-------- Data entries --------

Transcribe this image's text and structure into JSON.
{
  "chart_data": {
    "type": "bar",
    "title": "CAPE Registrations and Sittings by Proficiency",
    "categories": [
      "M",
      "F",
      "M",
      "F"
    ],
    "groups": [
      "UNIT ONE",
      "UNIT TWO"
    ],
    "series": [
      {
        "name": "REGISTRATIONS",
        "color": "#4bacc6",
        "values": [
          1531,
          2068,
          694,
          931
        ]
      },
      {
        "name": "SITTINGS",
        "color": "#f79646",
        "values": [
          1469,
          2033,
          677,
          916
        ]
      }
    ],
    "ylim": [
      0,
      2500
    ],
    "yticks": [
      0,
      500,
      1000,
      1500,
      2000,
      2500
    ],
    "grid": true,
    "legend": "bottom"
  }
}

--------

• Written exercise
Reproduce the listing shown above in its entirety, exactly.

• Answer to the exercise
Transcribe this image's text and structure into JSON.
{
  "chart_data": {
    "type": "bar",
    "title": "CAPE Registrations and Sittings by Proficiency",
    "categories": [
      "M",
      "F",
      "M",
      "F"
    ],
    "groups": [
      "UNIT ONE",
      "UNIT TWO"
    ],
    "series": [
      {
        "name": "REGISTRATIONS",
        "color": "#4bacc6",
        "values": [
          1531,
          2068,
          694,
          931
        ]
      },
      {
        "name": "SITTINGS",
        "color": "#f79646",
        "values": [
          1469,
          2033,
          677,
          916
        ]
      }
    ],
    "ylim": [
      0,
      2500
    ],
    "yticks": [
      0,
      500,
      1000,
      1500,
      2000,
      2500
    ],
    "grid": true,
    "legend": "bottom"
  }
}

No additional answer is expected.